What you need to do -> Write the records below out in full, character for character, with no pictures.

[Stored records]
☆ ☆ ☆ ☆ ☆ ☆ ☆
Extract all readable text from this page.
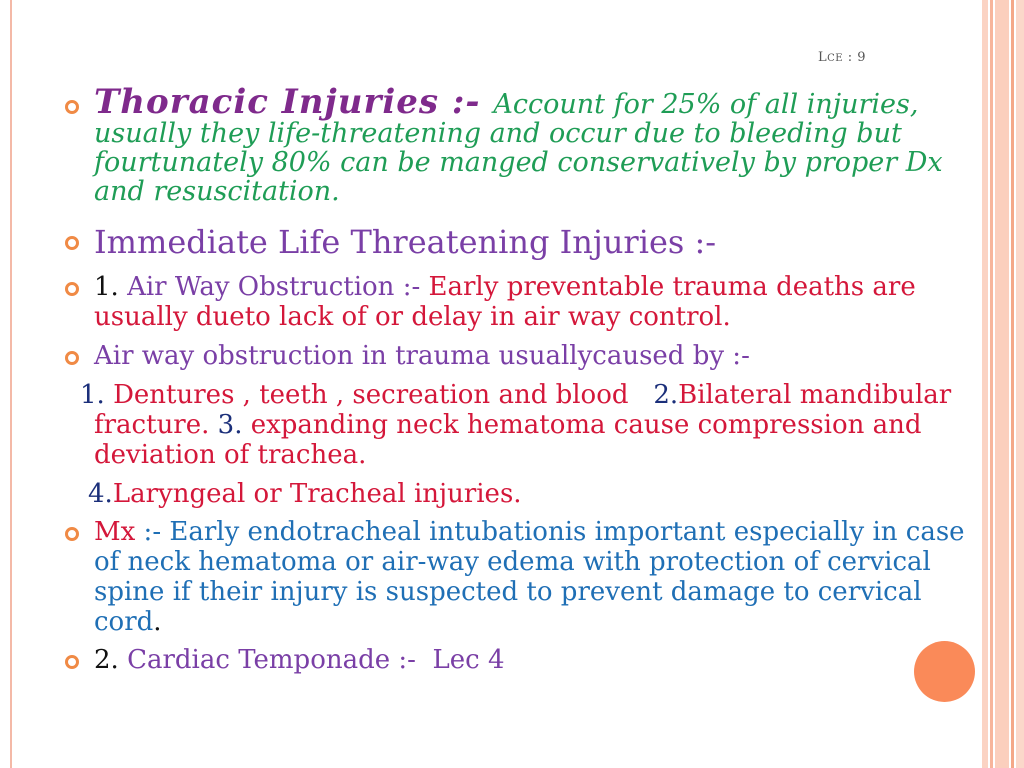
LCE : 9
Thoracic Injuries :- Account for 25% of all injuries, usually they life-threatening and occur due to bleeding but fourtunately 80% can be manged conservatively by proper Dx and resuscitation.
Immediate Life Threatening Injuries :-
1. Air Way Obstruction :- Early preventable trauma deaths are usually dueto lack of or delay in air way control.
Air way obstruction in trauma usuallycaused by :-
1. Dentures , teeth , secreation and blood 2.Bilateral mandibular fracture. 3. expanding neck hematoma cause compression and deviation of trachea.
4.Laryngeal or Tracheal injuries.
Mx :- Early endotracheal intubationis important especially in case of neck hematoma or air-way edema with protection of cervical spine if their injury is suspected to prevent damage to cervical cord.
2. Cardiac Temponade :-  Lec 4
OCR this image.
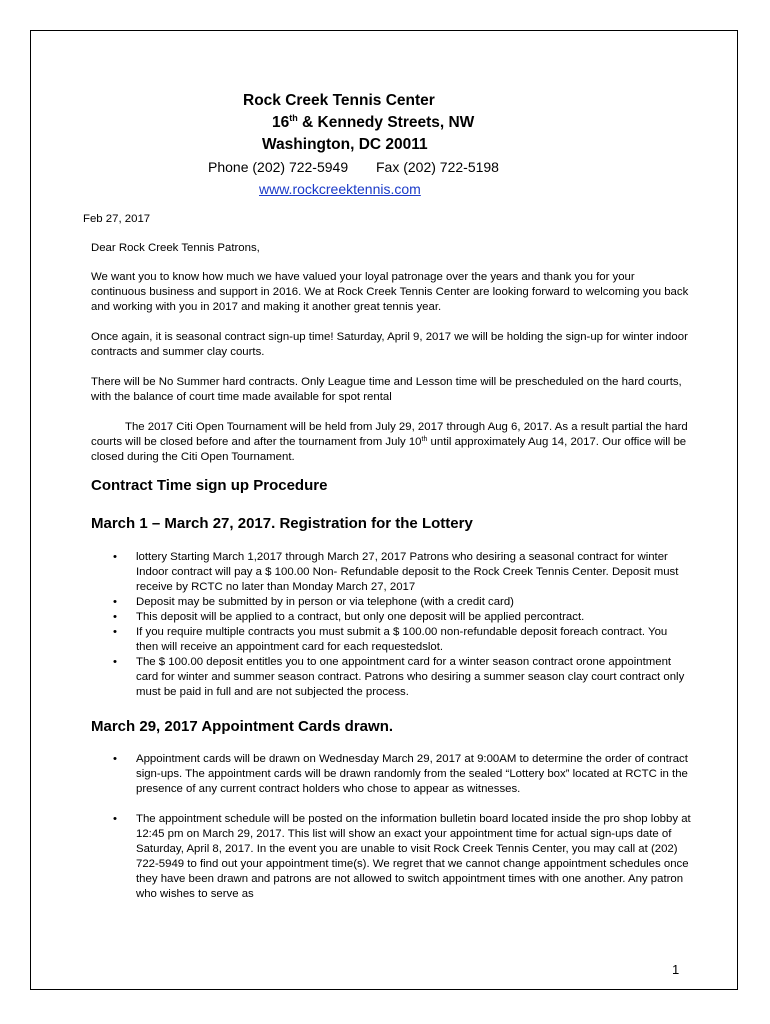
Rock Creek Tennis Center
16th & Kennedy Streets, NW
Washington, DC 20011
Phone (202) 722-5949 Fax (202) 722-5198
www.rockcreektennis.com
Feb 27, 2017
Dear Rock Creek Tennis Patrons,
We want you to know how much we have valued your loyal patronage over the years and thank you for your continuous business and support in 2016. We at Rock Creek Tennis Center are looking forward to welcoming you back and working with you in 2017 and making it another great tennis year.
Once again, it is seasonal contract sign-up time! Saturday, April 9, 2017 we will be holding the sign-up for winter indoor contracts and summer clay courts.
There will be No Summer hard contracts. Only League time and Lesson time will be prescheduled on the hard courts, with the balance of court time made available for spot rental
The 2017 Citi Open Tournament will be held from July 29, 2017 through Aug 6, 2017. As a result partial the hard courts will be closed before and after the tournament from July 10th until approximately Aug 14, 2017. Our office will be closed during the Citi Open Tournament.
Contract Time sign up Procedure
March 1 – March 27, 2017. Registration for the Lottery
• lottery Starting March 1,2017 through March 27, 2017 Patrons who desiring a seasonal contract for winter Indoor contract will pay a $ 100.00 Non- Refundable deposit to the Rock Creek Tennis Center. Deposit must receive by RCTC no later than Monday March 27, 2017
• Deposit may be submitted by in person or via telephone (with a credit card)
• This deposit will be applied to a contract, but only one deposit will be applied percontract.
• If you require multiple contracts you must submit a $ 100.00 non-refundable deposit foreach contract. You then will receive an appointment card for each requestedslot.
• The $ 100.00 deposit entitles you to one appointment card for a winter season contract orone appointment card for winter and summer season contract. Patrons who desiring a summer season clay court contract only must be paid in full and are not subjected the process.
March 29, 2017 Appointment Cards drawn.
• Appointment cards will be drawn on Wednesday March 29, 2017 at 9:00AM to determine the order of contract sign-ups. The appointment cards will be drawn randomly from the sealed “Lottery box” located at RCTC in the presence of any current contract holders who chose to appear as witnesses.
• The appointment schedule will be posted on the information bulletin board located inside the pro shop lobby at 12:45 pm on March 29, 2017. This list will show an exact your appointment time for actual sign-ups date of Saturday, April 8, 2017. In the event you are unable to visit Rock Creek Tennis Center, you may call at (202) 722-5949 to find out your appointment time(s). We regret that we cannot change appointment schedules once they have been drawn and patrons are not allowed to switch appointment times with one another. Any patron who wishes to serve as
1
☆ ☆ ☆ ☆ ☆ ☆ ☆
Result ->
Extract all readable text from this page.
LCE : 9
Thoracic Injuries :- Account for 25% of all injuries, usually they life-threatening and occur due to bleeding but fourtunately 80% can be manged conservatively by proper Dx and resuscitation.
Immediate Life Threatening Injuries :-
1. Air Way Obstruction :- Early preventable trauma deaths are usually dueto lack of or delay in air way control.
Air way obstruction in trauma usuallycaused by :-
1. Dentures , teeth , secreation and blood 2.Bilateral mandibular fracture. 3. expanding neck hematoma cause compression and deviation of trachea.
4.Laryngeal or Tracheal injuries.
Mx :- Early endotracheal intubationis important especially in case of neck hematoma or air-way edema with protection of cervical spine if their injury is suspected to prevent damage to cervical cord.
2. Cardiac Temponade :-  Lec 4
OCR this image.
Rock Creek Tennis Center
16th & Kennedy Streets, NW
Washington, DC 20011
Phone (202) 722-5949 Fax (202) 722-5198
www.rockcreektennis.com
Feb 27, 2017
Dear Rock Creek Tennis Patrons,
We want you to know how much we have valued your loyal patronage over the years and thank you for your continuous business and support in 2016. We at Rock Creek Tennis Center are looking forward to welcoming you back and working with you in 2017 and making it another great tennis year.
Once again, it is seasonal contract sign-up time! Saturday, April 9, 2017 we will be holding the sign-up for winter indoor contracts and summer clay courts.
There will be No Summer hard contracts. Only League time and Lesson time will be prescheduled on the hard courts, with the balance of court time made available for spot rental
The 2017 Citi Open Tournament will be held from July 29, 2017 through Aug 6, 2017. As a result partial the hard courts will be closed before and after the tournament from July 10th until approximately Aug 14, 2017. Our office will be closed during the Citi Open Tournament.
Contract Time sign up Procedure
March 1 – March 27, 2017. Registration for the Lottery
• lottery Starting March 1,2017 through March 27, 2017 Patrons who desiring a seasonal contract for winter Indoor contract will pay a $ 100.00 Non- Refundable deposit to the Rock Creek Tennis Center. Deposit must receive by RCTC no later than Monday March 27, 2017
• Deposit may be submitted by in person or via telephone (with a credit card)
• This deposit will be applied to a contract, but only one deposit will be applied percontract.
• If you require multiple contracts you must submit a $ 100.00 non-refundable deposit foreach contract. You then will receive an appointment card for each requestedslot.
• The $ 100.00 deposit entitles you to one appointment card for a winter season contract orone appointment card for winter and summer season contract. Patrons who desiring a summer season clay court contract only must be paid in full and are not subjected the process.
March 29, 2017 Appointment Cards drawn.
• Appointment cards will be drawn on Wednesday March 29, 2017 at 9:00AM to determine the order of contract sign-ups. The appointment cards will be drawn randomly from the sealed “Lottery box” located at RCTC in the presence of any current contract holders who chose to appear as witnesses.
• The appointment schedule will be posted on the information bulletin board located inside the pro shop lobby at 12:45 pm on March 29, 2017. This list will show an exact your appointment time for actual sign-ups date of Saturday, April 8, 2017. In the event you are unable to visit Rock Creek Tennis Center, you may call at (202) 722-5949 to find out your appointment time(s). We regret that we cannot change appointment schedules once they have been drawn and patrons are not allowed to switch appointment times with one another. Any patron who wishes to serve as
1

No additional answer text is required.